- Instructions for the task: Determine the number of lines containing the word "SUPPORT", and state that figure alone.

Items from a dataset
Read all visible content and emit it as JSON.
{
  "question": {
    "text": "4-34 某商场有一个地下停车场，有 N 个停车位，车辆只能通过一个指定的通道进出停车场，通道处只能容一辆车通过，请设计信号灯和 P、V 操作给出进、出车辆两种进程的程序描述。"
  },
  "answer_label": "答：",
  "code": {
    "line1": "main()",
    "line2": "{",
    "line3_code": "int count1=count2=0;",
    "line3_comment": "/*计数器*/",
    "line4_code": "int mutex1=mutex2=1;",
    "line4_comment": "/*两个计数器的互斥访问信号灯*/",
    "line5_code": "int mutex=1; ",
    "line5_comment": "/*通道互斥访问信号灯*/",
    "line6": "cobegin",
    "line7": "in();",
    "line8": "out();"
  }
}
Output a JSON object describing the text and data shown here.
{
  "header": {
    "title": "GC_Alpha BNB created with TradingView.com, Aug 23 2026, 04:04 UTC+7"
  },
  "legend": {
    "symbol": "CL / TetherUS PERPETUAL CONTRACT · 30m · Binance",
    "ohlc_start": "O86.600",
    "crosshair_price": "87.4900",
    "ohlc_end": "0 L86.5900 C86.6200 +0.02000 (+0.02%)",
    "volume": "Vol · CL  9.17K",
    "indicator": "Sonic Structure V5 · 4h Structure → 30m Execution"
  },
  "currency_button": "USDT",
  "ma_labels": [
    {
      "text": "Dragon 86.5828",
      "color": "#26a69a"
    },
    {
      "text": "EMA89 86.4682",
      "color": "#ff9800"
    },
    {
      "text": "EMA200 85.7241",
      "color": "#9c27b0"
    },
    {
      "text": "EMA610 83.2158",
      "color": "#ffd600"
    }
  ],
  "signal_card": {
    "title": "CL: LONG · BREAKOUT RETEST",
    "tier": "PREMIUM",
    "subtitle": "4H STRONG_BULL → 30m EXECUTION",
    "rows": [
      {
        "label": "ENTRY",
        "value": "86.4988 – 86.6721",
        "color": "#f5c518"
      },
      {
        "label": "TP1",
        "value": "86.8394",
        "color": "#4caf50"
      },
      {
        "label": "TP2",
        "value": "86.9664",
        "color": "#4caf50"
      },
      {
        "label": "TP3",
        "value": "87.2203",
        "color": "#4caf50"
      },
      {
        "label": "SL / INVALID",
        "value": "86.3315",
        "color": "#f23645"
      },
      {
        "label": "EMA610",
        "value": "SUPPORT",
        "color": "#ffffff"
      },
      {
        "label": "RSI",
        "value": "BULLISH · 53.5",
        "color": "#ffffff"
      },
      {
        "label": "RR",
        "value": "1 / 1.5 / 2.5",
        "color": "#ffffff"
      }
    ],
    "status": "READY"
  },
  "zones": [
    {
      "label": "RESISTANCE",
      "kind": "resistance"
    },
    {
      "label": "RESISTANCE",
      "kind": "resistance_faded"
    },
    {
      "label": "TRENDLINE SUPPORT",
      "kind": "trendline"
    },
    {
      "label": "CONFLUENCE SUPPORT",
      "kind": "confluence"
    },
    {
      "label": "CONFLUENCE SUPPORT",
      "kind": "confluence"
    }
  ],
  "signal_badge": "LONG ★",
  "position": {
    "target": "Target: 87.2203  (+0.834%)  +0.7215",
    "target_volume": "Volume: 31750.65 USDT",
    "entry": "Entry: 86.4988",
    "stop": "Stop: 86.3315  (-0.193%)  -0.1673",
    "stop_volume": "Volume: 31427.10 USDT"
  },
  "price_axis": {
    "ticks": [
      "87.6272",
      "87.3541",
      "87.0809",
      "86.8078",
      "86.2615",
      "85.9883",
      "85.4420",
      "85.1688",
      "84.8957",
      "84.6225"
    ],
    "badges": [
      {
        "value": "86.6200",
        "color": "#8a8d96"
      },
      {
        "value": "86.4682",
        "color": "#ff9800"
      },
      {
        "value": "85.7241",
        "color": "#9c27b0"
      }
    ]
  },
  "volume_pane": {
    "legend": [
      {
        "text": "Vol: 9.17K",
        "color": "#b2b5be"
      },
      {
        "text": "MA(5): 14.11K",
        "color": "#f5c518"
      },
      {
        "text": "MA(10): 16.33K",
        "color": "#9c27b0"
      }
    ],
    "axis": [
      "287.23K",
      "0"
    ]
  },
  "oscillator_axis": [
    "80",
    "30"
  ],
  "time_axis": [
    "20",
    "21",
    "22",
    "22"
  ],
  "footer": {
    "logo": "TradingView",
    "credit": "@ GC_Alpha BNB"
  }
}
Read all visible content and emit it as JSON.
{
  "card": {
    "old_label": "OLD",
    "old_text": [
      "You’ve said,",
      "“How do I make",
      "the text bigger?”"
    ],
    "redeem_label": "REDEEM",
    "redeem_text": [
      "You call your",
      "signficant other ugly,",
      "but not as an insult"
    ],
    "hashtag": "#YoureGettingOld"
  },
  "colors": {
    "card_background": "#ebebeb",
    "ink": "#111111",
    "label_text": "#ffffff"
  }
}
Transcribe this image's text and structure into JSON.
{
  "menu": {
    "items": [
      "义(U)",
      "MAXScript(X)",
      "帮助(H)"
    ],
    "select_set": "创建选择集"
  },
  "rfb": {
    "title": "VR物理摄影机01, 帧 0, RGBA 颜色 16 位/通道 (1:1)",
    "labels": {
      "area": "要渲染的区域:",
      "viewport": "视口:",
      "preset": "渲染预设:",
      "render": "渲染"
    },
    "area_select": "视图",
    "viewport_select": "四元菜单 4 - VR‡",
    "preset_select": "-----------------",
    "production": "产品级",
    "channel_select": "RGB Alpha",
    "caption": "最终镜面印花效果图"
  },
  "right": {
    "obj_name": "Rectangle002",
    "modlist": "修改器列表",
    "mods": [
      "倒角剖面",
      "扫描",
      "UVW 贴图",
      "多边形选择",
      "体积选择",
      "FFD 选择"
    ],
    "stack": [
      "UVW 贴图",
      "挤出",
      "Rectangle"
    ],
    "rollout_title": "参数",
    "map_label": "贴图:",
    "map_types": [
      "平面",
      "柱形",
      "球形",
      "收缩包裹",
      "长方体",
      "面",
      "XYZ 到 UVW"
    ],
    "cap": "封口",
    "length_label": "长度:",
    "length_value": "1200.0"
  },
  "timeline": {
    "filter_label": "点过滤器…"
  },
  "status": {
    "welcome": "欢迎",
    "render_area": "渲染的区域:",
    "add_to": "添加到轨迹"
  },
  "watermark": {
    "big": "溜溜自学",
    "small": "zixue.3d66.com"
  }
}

- Answer to this task: 4